Required work:
Locate the word "volume" in the material, then show every line that holds it.

Records shown:
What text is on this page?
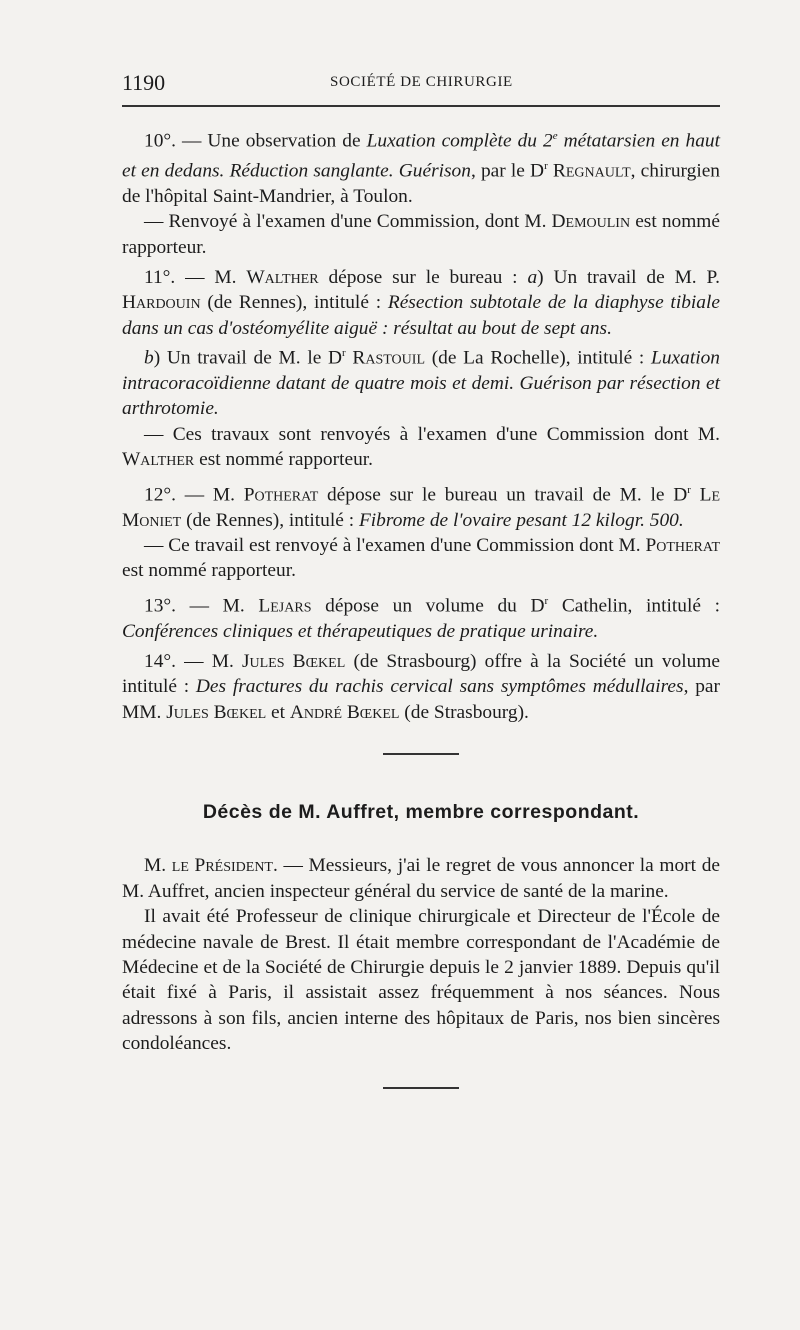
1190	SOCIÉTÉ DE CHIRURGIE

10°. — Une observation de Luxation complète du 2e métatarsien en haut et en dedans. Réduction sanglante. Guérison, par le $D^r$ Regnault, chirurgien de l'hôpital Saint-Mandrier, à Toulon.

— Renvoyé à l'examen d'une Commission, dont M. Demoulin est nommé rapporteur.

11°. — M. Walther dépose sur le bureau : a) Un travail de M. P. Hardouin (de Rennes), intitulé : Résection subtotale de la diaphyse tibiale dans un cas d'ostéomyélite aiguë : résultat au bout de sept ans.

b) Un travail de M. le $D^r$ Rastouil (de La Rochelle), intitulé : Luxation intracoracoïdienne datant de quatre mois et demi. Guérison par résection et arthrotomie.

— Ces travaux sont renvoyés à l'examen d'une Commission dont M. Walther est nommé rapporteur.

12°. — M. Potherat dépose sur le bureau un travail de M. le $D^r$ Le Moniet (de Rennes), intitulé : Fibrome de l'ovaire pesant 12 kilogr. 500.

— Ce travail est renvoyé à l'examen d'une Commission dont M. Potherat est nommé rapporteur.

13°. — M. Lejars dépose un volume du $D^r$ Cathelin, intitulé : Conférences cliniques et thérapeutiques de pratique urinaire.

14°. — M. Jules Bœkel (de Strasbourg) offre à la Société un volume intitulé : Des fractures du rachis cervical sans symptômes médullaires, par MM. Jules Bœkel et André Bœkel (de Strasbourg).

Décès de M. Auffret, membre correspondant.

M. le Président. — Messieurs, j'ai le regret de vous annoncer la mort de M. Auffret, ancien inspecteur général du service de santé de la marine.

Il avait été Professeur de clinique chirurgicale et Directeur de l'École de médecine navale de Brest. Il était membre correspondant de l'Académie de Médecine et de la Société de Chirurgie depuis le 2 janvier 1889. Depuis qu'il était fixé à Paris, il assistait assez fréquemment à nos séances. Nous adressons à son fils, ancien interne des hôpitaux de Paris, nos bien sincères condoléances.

...

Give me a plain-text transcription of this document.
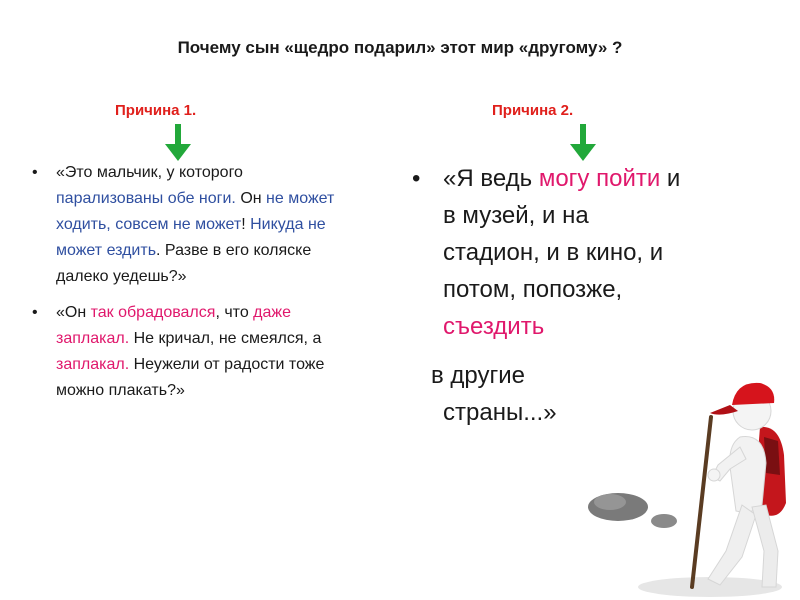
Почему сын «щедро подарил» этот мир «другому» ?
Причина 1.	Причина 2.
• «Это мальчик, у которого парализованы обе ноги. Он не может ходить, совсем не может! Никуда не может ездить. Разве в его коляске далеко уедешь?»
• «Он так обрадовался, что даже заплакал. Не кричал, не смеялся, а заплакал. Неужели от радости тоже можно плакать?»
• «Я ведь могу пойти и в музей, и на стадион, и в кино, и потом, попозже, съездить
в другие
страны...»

...

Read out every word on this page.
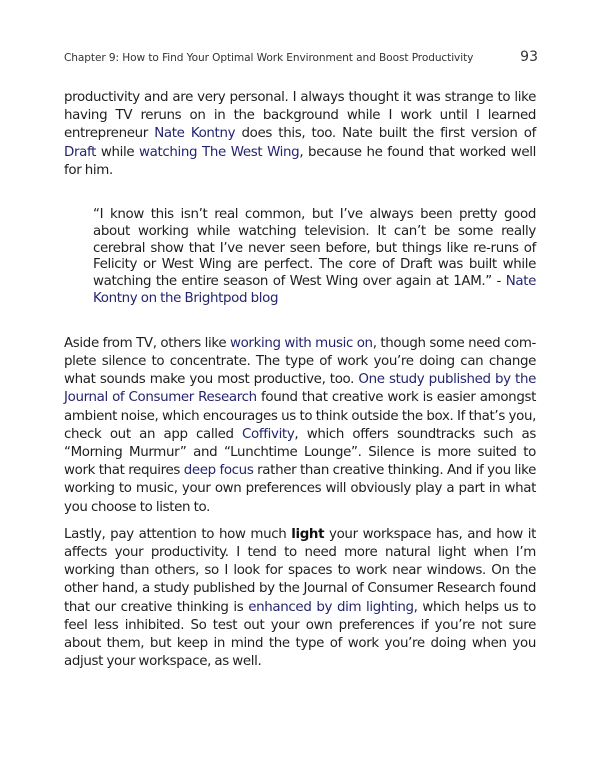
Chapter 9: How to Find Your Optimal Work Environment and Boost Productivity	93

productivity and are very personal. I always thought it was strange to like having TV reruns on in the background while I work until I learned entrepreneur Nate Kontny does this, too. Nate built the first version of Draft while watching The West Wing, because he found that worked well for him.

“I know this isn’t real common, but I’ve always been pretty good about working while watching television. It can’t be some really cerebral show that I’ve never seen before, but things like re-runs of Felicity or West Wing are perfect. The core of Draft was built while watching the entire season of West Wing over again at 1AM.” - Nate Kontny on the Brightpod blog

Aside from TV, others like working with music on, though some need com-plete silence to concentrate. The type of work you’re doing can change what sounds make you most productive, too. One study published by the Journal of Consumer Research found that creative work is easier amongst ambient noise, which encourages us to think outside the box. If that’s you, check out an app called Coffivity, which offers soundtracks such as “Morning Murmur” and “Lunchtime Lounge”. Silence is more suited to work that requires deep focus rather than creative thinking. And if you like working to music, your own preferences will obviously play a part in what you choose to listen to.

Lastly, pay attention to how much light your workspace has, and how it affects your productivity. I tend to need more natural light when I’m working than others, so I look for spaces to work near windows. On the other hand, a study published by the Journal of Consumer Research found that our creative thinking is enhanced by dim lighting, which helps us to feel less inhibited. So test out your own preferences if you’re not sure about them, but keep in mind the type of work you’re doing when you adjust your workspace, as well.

Result for this task:
13°. — M. Lejars dépose un volume du $D^r$ Cathelin, intitulé : Conférences cliniques et thérapeutiques de pratique urinaire.
14°. — M. Jules Bœkel (de Strasbourg) offre à la Société un volume intitulé : Des fractures du rachis cervical sans symptômes médullaires, par MM. Jules Bœkel et André Bœkel (de Strasbourg).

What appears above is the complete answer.